Retype the records below word for word and omit any image.

## begin Supplied material

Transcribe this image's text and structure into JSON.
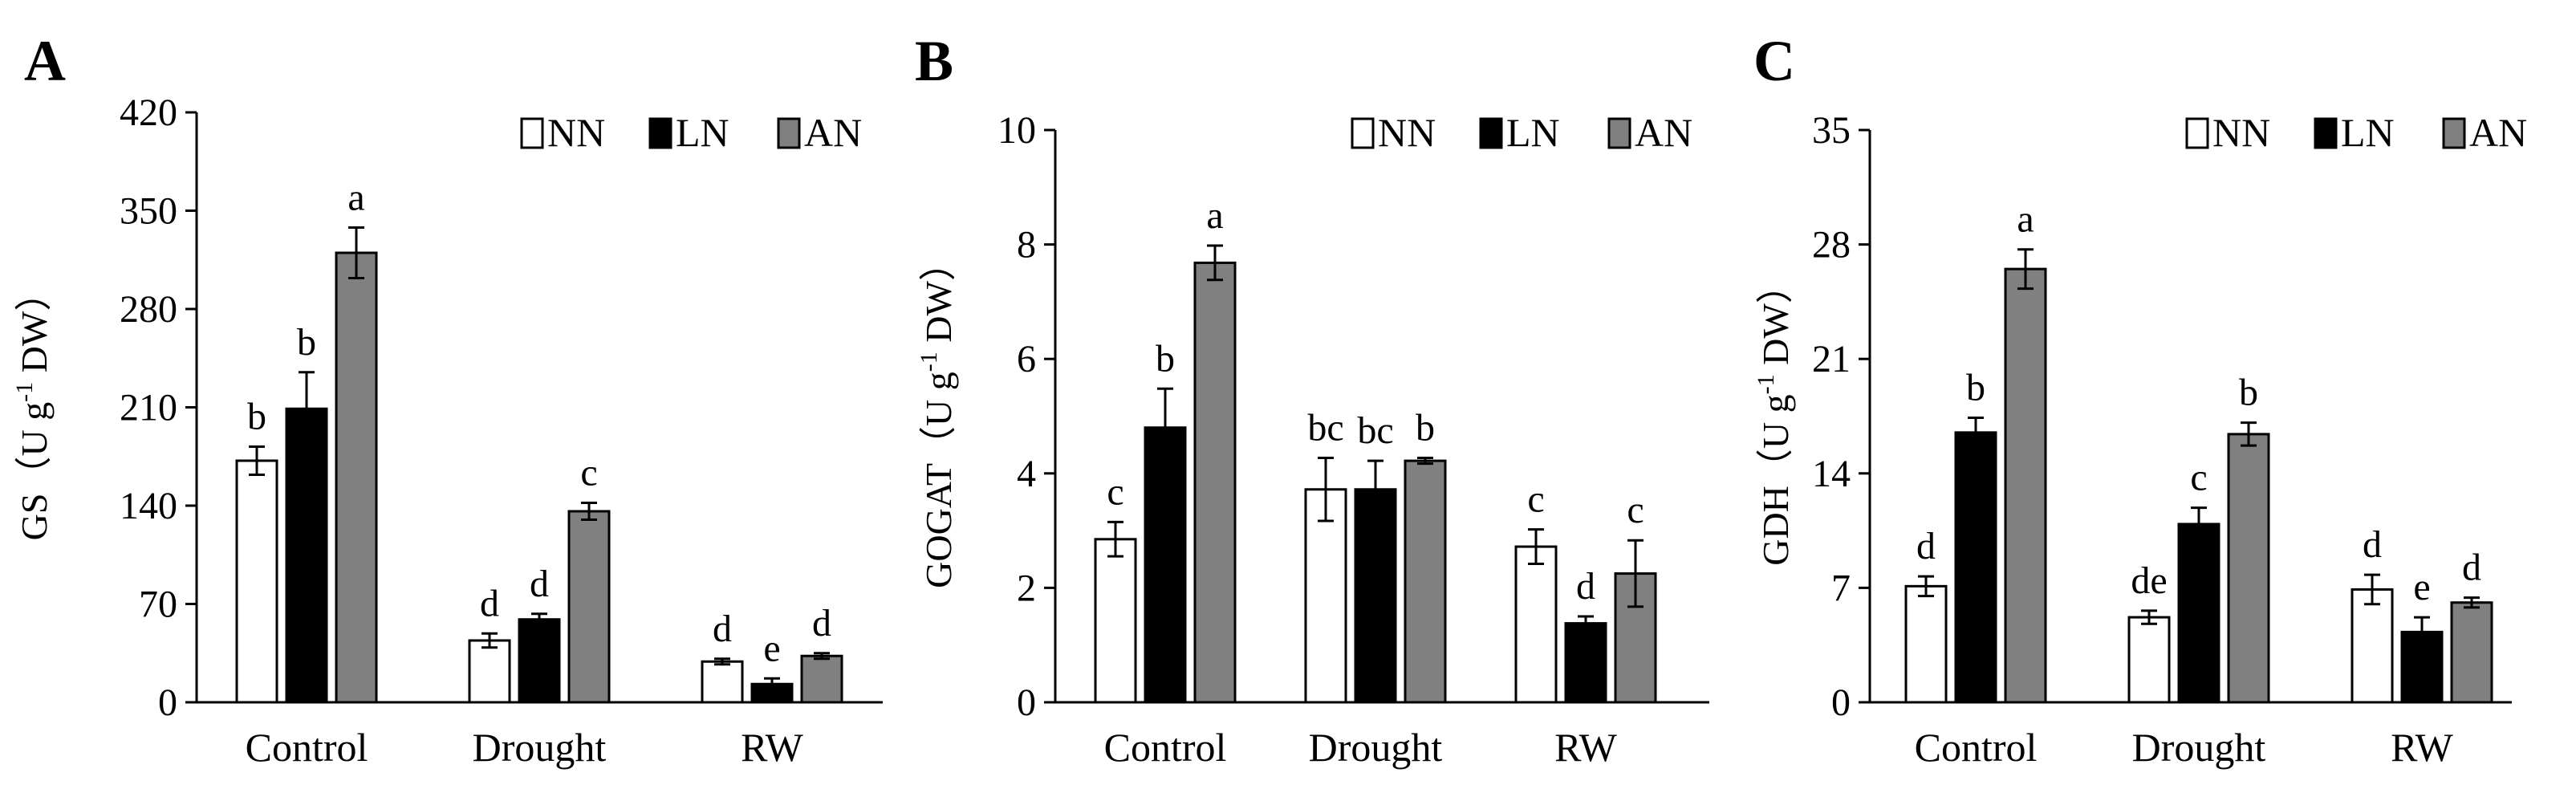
{
  "panels": [
    {
      "letter": "A",
      "chart_data": {
        "type": "bar",
        "categories": [
          "Control",
          "Drought",
          "RW"
        ],
        "series": [
          {
            "name": "NN",
            "values": [
              172,
              44,
              29
            ],
            "errors": [
              10,
              5,
              2
            ],
            "letters": [
              "b",
              "d",
              "d"
            ]
          },
          {
            "name": "LN",
            "values": [
              209,
              59,
              13
            ],
            "errors": [
              26,
              4,
              4
            ],
            "letters": [
              "b",
              "d",
              "e"
            ]
          },
          {
            "name": "AN",
            "values": [
              320,
              136,
              33
            ],
            "errors": [
              18,
              6,
              2
            ],
            "letters": [
              "a",
              "c",
              "d"
            ]
          }
        ],
        "ylabel_main": "GS（U g",
        "ylabel_sup": "-1",
        "ylabel_end": " DW）",
        "ylim": [
          0,
          420
        ],
        "yticks": [
          0,
          70,
          140,
          210,
          280,
          350,
          420
        ],
        "legend": [
          "NN",
          "LN",
          "AN"
        ],
        "legend_position": "top-right"
      }
    },
    {
      "letter": "B",
      "chart_data": {
        "type": "bar",
        "categories": [
          "Control",
          "Drought",
          "RW"
        ],
        "series": [
          {
            "name": "NN",
            "values": [
              2.85,
              3.72,
              2.72
            ],
            "errors": [
              0.3,
              0.55,
              0.3
            ],
            "letters": [
              "c",
              "bc",
              "c"
            ]
          },
          {
            "name": "LN",
            "values": [
              4.8,
              3.72,
              1.38
            ],
            "errors": [
              0.68,
              0.5,
              0.12
            ],
            "letters": [
              "b",
              "bc",
              "d"
            ]
          },
          {
            "name": "AN",
            "values": [
              7.68,
              4.22,
              2.25
            ],
            "errors": [
              0.3,
              0.05,
              0.58
            ],
            "letters": [
              "a",
              "b",
              "c"
            ]
          }
        ],
        "ylabel_main": "GOGAT（U g",
        "ylabel_sup": "-1",
        "ylabel_end": " DW）",
        "ylim": [
          0,
          10
        ],
        "yticks": [
          0,
          2,
          4,
          6,
          8,
          10
        ],
        "legend": [
          "NN",
          "LN",
          "AN"
        ],
        "legend_position": "top-right"
      }
    },
    {
      "letter": "C",
      "chart_data": {
        "type": "bar",
        "categories": [
          "Control",
          "Drought",
          "RW"
        ],
        "series": [
          {
            "name": "NN",
            "values": [
              7.1,
              5.2,
              6.9
            ],
            "errors": [
              0.6,
              0.4,
              0.9
            ],
            "letters": [
              "d",
              "de",
              "d"
            ]
          },
          {
            "name": "LN",
            "values": [
              16.5,
              10.9,
              4.3
            ],
            "errors": [
              0.9,
              1.0,
              0.9
            ],
            "letters": [
              "b",
              "c",
              "e"
            ]
          },
          {
            "name": "AN",
            "values": [
              26.5,
              16.4,
              6.1
            ],
            "errors": [
              1.2,
              0.7,
              0.3
            ],
            "letters": [
              "a",
              "b",
              "d"
            ]
          }
        ],
        "ylabel_main": "GDH（U g",
        "ylabel_sup": "-1",
        "ylabel_end": " DW）",
        "ylim": [
          0,
          35
        ],
        "yticks": [
          0,
          7,
          14,
          21,
          28,
          35
        ],
        "legend": [
          "NN",
          "LN",
          "AN"
        ],
        "legend_position": "top-right"
      }
    }
  ],
  "colors": {
    "NN": "#ffffff",
    "LN": "#000000",
    "AN": "#808080",
    "outline": "#000000"
  }
}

## end Supplied material

__Task answer__
Transcribe this image's text and structure into JSON.
{
  "panels": [
    {
      "letter": "A",
      "chart_data": {
        "type": "bar",
        "categories": [
          "Control",
          "Drought",
          "RW"
        ],
        "series": [
          {
            "name": "NN",
            "values": [
              172,
              44,
              29
            ],
            "errors": [
              10,
              5,
              2
            ],
            "letters": [
              "b",
              "d",
              "d"
            ]
          },
          {
            "name": "LN",
            "values": [
              209,
              59,
              13
            ],
            "errors": [
              26,
              4,
              4
            ],
            "letters": [
              "b",
              "d",
              "e"
            ]
          },
          {
            "name": "AN",
            "values": [
              320,
              136,
              33
            ],
            "errors": [
              18,
              6,
              2
            ],
            "letters": [
              "a",
              "c",
              "d"
            ]
          }
        ],
        "ylabel_main": "GS（U g",
        "ylabel_sup": "-1",
        "ylabel_end": " DW）",
        "ylim": [
          0,
          420
        ],
        "yticks": [
          0,
          70,
          140,
          210,
          280,
          350,
          420
        ],
        "legend": [
          "NN",
          "LN",
          "AN"
        ],
        "legend_position": "top-right"
      }
    },
    {
      "letter": "B",
      "chart_data": {
        "type": "bar",
        "categories": [
          "Control",
          "Drought",
          "RW"
        ],
        "series": [
          {
            "name": "NN",
            "values": [
              2.85,
              3.72,
              2.72
            ],
            "errors": [
              0.3,
              0.55,
              0.3
            ],
            "letters": [
              "c",
              "bc",
              "c"
            ]
          },
          {
            "name": "LN",
            "values": [
              4.8,
              3.72,
              1.38
            ],
            "errors": [
              0.68,
              0.5,
              0.12
            ],
            "letters": [
              "b",
              "bc",
              "d"
            ]
          },
          {
            "name": "AN",
            "values": [
              7.68,
              4.22,
              2.25
            ],
            "errors": [
              0.3,
              0.05,
              0.58
            ],
            "letters": [
              "a",
              "b",
              "c"
            ]
          }
        ],
        "ylabel_main": "GOGAT（U g",
        "ylabel_sup": "-1",
        "ylabel_end": " DW）",
        "ylim": [
          0,
          10
        ],
        "yticks": [
          0,
          2,
          4,
          6,
          8,
          10
        ],
        "legend": [
          "NN",
          "LN",
          "AN"
        ],
        "legend_position": "top-right"
      }
    },
    {
      "letter": "C",
      "chart_data": {
        "type": "bar",
        "categories": [
          "Control",
          "Drought",
          "RW"
        ],
        "series": [
          {
            "name": "NN",
            "values": [
              7.1,
              5.2,
              6.9
            ],
            "errors": [
              0.6,
              0.4,
              0.9
            ],
            "letters": [
              "d",
              "de",
              "d"
            ]
          },
          {
            "name": "LN",
            "values": [
              16.5,
              10.9,
              4.3
            ],
            "errors": [
              0.9,
              1.0,
              0.9
            ],
            "letters": [
              "b",
              "c",
              "e"
            ]
          },
          {
            "name": "AN",
            "values": [
              26.5,
              16.4,
              6.1
            ],
            "errors": [
              1.2,
              0.7,
              0.3
            ],
            "letters": [
              "a",
              "b",
              "d"
            ]
          }
        ],
        "ylabel_main": "GDH（U g",
        "ylabel_sup": "-1",
        "ylabel_end": " DW）",
        "ylim": [
          0,
          35
        ],
        "yticks": [
          0,
          7,
          14,
          21,
          28,
          35
        ],
        "legend": [
          "NN",
          "LN",
          "AN"
        ],
        "legend_position": "top-right"
      }
    }
  ],
  "colors": {
    "NN": "#ffffff",
    "LN": "#000000",
    "AN": "#808080",
    "outline": "#000000"
  }
}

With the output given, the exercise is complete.